Exercise:
Images appear in the records below; leave them out and repeat everything else exactly.

Records shown:
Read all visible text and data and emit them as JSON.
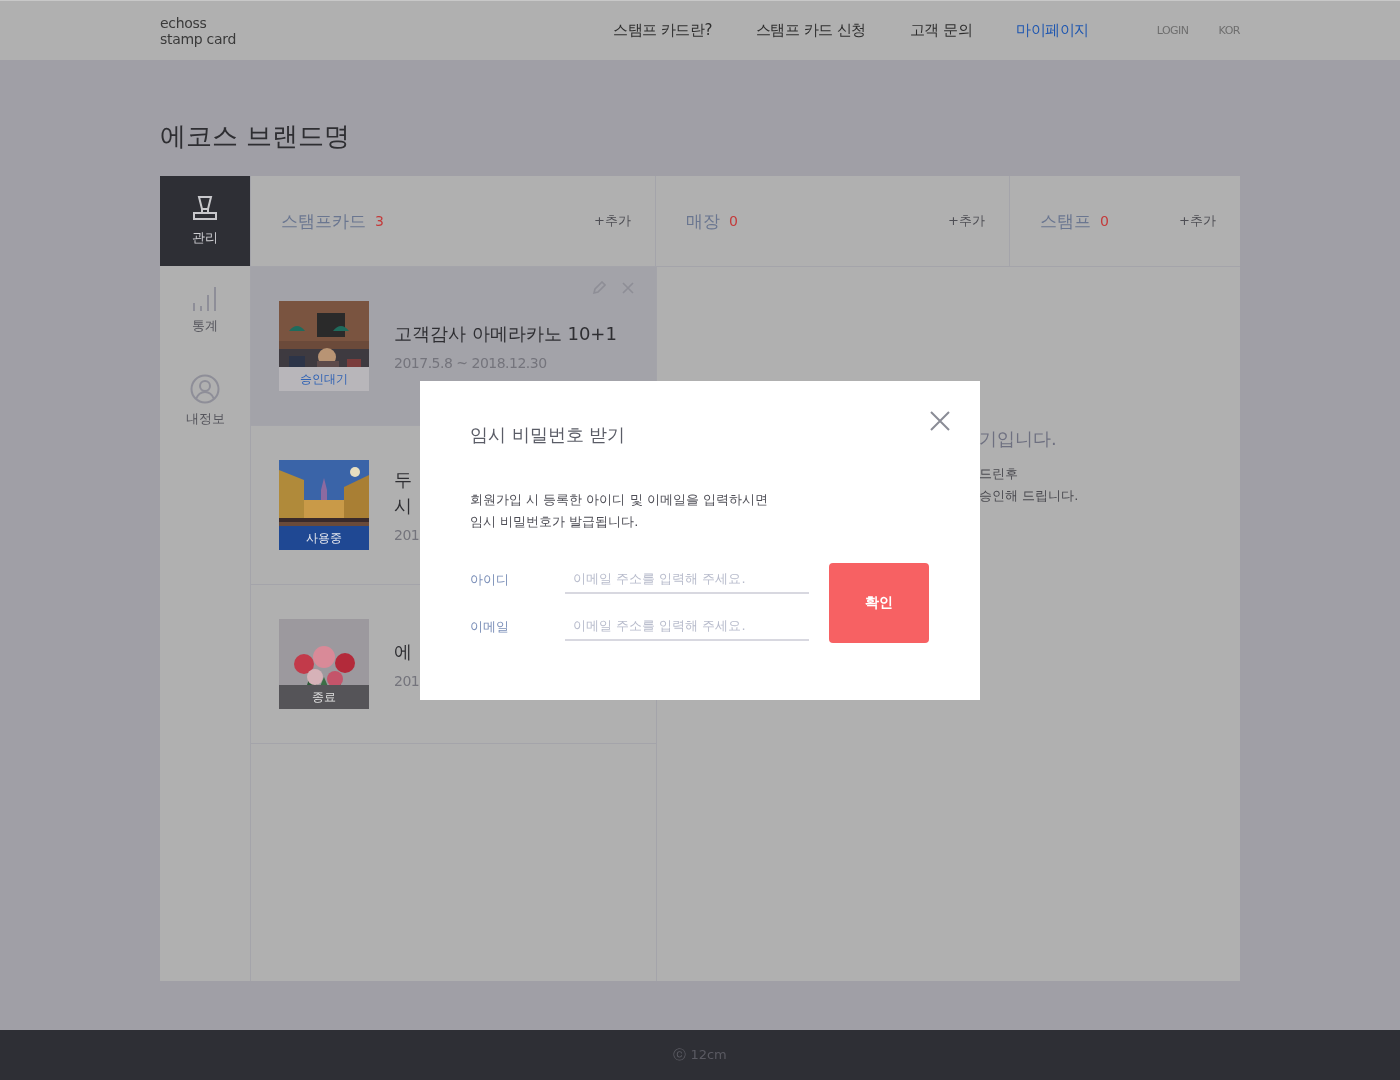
{
  "header": {
    "logo": [
      "echoss",
      "stamp card"
    ],
    "nav": [
      {
        "label": "스탬프 카드란?",
        "selected": false
      },
      {
        "label": "스탬프 카드 신청",
        "selected": false
      },
      {
        "label": "고객 문의",
        "selected": false
      },
      {
        "label": "마이페이지",
        "selected": true
      }
    ],
    "utility": [
      "LOGIN",
      "KOR"
    ]
  },
  "page_title": "에코스 브랜드명",
  "sidebar": [
    {
      "label": "관리",
      "selected": true
    },
    {
      "label": "통계",
      "selected": false
    },
    {
      "label": "내정보",
      "selected": false
    }
  ],
  "columns": [
    {
      "title": "스탬프카드",
      "count": "3",
      "add": "+추가"
    },
    {
      "title": "매장",
      "count": "0",
      "add": "+추가"
    },
    {
      "title": "스탬프",
      "count": "0",
      "add": "+추가"
    }
  ],
  "cards": [
    {
      "title_lines": [
        "고객감사 아메라카노 10+1"
      ],
      "date": "2017.5.8 ~ 2018.12.30",
      "status": "승인대기",
      "kind": "pending",
      "selected": true
    },
    {
      "title_lines": [
        "두",
        "시"
      ],
      "date": "201",
      "status": "사용중",
      "kind": "active",
      "selected": false
    },
    {
      "title_lines": [
        "에"
      ],
      "date": "201",
      "status": "종료",
      "kind": "ended",
      "selected": false
    }
  ],
  "notice": {
    "heading": "기입니다.",
    "lines": [
      "드린후",
      "승인해 드립니다."
    ]
  },
  "modal": {
    "title": "임시 비밀번호 받기",
    "description": [
      "회원가입 시 등록한 아이디 및 이메일을 입력하시면",
      "임시 비밀번호가 발급됩니다."
    ],
    "fields": [
      {
        "label": "아이디",
        "placeholder": "이메일 주소를 입력해 주세요."
      },
      {
        "label": "이메일",
        "placeholder": "이메일 주소를 입력해 주세요."
      }
    ],
    "confirm": "확인"
  },
  "footer": "ⓒ 12cm"
}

Right answer:
Read all visible text and data and emit them as JSON.
{
  "header": {
    "logo": [
      "echoss",
      "stamp card"
    ],
    "nav": [
      {
        "label": "스탬프 카드란?",
        "selected": false
      },
      {
        "label": "스탬프 카드 신청",
        "selected": false
      },
      {
        "label": "고객 문의",
        "selected": false
      },
      {
        "label": "마이페이지",
        "selected": true
      }
    ],
    "utility": [
      "LOGIN",
      "KOR"
    ]
  },
  "page_title": "에코스 브랜드명",
  "sidebar": [
    {
      "label": "관리",
      "selected": true
    },
    {
      "label": "통계",
      "selected": false
    },
    {
      "label": "내정보",
      "selected": false
    }
  ],
  "columns": [
    {
      "title": "스탬프카드",
      "count": "3",
      "add": "+추가"
    },
    {
      "title": "매장",
      "count": "0",
      "add": "+추가"
    },
    {
      "title": "스탬프",
      "count": "0",
      "add": "+추가"
    }
  ],
  "cards": [
    {
      "title_lines": [
        "고객감사 아메라카노 10+1"
      ],
      "date": "2017.5.8 ~ 2018.12.30",
      "status": "승인대기",
      "kind": "pending",
      "selected": true
    },
    {
      "title_lines": [
        "두",
        "시"
      ],
      "date": "201",
      "status": "사용중",
      "kind": "active",
      "selected": false
    },
    {
      "title_lines": [
        "에"
      ],
      "date": "201",
      "status": "종료",
      "kind": "ended",
      "selected": false
    }
  ],
  "notice": {
    "heading": "기입니다.",
    "lines": [
      "드린후",
      "승인해 드립니다."
    ]
  },
  "modal": {
    "title": "임시 비밀번호 받기",
    "description": [
      "회원가입 시 등록한 아이디 및 이메일을 입력하시면",
      "임시 비밀번호가 발급됩니다."
    ],
    "fields": [
      {
        "label": "아이디",
        "placeholder": "이메일 주소를 입력해 주세요."
      },
      {
        "label": "이메일",
        "placeholder": "이메일 주소를 입력해 주세요."
      }
    ],
    "confirm": "확인"
  },
  "footer": "ⓒ 12cm"
}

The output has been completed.